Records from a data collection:
---

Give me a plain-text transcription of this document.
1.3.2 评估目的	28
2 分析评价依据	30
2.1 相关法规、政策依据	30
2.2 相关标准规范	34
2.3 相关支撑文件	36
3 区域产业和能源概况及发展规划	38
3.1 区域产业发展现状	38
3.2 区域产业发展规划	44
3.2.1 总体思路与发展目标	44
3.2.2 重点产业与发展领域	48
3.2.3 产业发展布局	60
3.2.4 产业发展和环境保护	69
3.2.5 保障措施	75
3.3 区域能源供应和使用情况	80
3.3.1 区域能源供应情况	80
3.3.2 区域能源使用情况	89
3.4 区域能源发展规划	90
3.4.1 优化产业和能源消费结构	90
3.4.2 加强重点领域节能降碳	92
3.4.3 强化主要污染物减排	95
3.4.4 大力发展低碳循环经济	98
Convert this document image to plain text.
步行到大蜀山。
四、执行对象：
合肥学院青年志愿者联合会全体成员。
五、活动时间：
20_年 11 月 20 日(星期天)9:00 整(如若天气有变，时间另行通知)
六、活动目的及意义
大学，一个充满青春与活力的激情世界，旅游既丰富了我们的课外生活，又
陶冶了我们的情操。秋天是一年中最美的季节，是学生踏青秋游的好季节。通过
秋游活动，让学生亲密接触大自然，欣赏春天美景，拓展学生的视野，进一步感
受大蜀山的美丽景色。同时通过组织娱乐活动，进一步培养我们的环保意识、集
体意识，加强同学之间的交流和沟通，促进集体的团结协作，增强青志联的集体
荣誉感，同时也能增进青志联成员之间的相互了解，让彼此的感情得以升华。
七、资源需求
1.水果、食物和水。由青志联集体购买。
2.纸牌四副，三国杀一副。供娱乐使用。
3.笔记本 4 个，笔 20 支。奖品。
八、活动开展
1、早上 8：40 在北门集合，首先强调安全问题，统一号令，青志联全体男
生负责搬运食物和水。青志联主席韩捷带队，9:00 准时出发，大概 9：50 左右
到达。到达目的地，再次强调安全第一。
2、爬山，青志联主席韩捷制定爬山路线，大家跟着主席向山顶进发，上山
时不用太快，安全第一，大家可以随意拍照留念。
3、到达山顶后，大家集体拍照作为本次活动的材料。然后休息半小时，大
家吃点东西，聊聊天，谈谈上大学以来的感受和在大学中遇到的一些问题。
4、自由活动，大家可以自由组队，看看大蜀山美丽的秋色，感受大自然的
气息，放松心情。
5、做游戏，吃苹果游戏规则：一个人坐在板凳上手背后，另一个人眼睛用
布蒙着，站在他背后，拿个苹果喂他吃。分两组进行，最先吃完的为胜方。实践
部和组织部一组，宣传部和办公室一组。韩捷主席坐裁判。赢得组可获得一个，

---

● **Stated problem**: Filter the records down to the lines that contain the string "plain", and copy those lines.

● **Exercise solution**:
Give me a plain-text transcription of this document.
Convert this document image to plain text.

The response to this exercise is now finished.